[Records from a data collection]
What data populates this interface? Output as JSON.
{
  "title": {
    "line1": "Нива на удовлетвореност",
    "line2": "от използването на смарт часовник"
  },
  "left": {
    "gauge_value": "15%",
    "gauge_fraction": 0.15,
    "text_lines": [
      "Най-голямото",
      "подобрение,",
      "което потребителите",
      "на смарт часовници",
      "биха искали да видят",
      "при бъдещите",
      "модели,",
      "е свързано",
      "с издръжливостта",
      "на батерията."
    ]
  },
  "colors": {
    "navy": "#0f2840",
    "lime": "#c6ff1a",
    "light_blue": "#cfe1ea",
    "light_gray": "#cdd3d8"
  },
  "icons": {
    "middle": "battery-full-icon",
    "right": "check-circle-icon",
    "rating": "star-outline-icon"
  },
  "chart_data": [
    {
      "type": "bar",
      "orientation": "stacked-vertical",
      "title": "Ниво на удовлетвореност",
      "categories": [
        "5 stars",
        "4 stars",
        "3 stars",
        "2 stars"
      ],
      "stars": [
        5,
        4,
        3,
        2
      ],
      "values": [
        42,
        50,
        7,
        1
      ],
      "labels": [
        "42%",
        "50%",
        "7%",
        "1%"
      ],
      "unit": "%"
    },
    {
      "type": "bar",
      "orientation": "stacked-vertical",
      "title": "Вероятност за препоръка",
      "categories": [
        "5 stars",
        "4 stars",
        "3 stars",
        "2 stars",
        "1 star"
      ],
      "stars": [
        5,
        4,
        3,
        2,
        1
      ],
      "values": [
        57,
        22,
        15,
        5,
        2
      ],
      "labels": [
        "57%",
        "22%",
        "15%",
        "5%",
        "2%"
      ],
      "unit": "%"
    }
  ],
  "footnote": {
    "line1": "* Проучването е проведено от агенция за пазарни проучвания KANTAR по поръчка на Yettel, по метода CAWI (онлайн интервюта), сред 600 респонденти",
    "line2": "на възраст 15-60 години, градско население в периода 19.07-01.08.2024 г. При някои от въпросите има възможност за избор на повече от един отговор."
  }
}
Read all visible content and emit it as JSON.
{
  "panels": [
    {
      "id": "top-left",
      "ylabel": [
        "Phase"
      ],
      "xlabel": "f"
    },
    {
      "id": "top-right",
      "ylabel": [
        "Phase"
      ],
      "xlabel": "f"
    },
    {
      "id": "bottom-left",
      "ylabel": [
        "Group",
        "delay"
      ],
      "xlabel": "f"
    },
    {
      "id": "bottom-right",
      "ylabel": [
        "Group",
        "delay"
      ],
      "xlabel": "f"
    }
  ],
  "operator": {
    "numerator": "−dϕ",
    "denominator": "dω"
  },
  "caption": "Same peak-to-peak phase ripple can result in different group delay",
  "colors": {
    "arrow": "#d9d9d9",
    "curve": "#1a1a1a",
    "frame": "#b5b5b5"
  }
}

* Requirements
Return, word for word, every line from the line with "Read all visible content and emit it as JSON." to the final line of the data.

* Answer below
Read all visible content and emit it as JSON.
{
  "panels": [
    {
      "id": "top-left",
      "ylabel": [
        "Phase"
      ],
      "xlabel": "f"
    },
    {
      "id": "top-right",
      "ylabel": [
        "Phase"
      ],
      "xlabel": "f"
    },
    {
      "id": "bottom-left",
      "ylabel": [
        "Group",
        "delay"
      ],
      "xlabel": "f"
    },
    {
      "id": "bottom-right",
      "ylabel": [
        "Group",
        "delay"
      ],
      "xlabel": "f"
    }
  ],
  "operator": {
    "numerator": "−dϕ",
    "denominator": "dω"
  },
  "caption": "Same peak-to-peak phase ripple can result in different group delay",
  "colors": {
    "arrow": "#d9d9d9",
    "curve": "#1a1a1a",
    "frame": "#b5b5b5"
  }
}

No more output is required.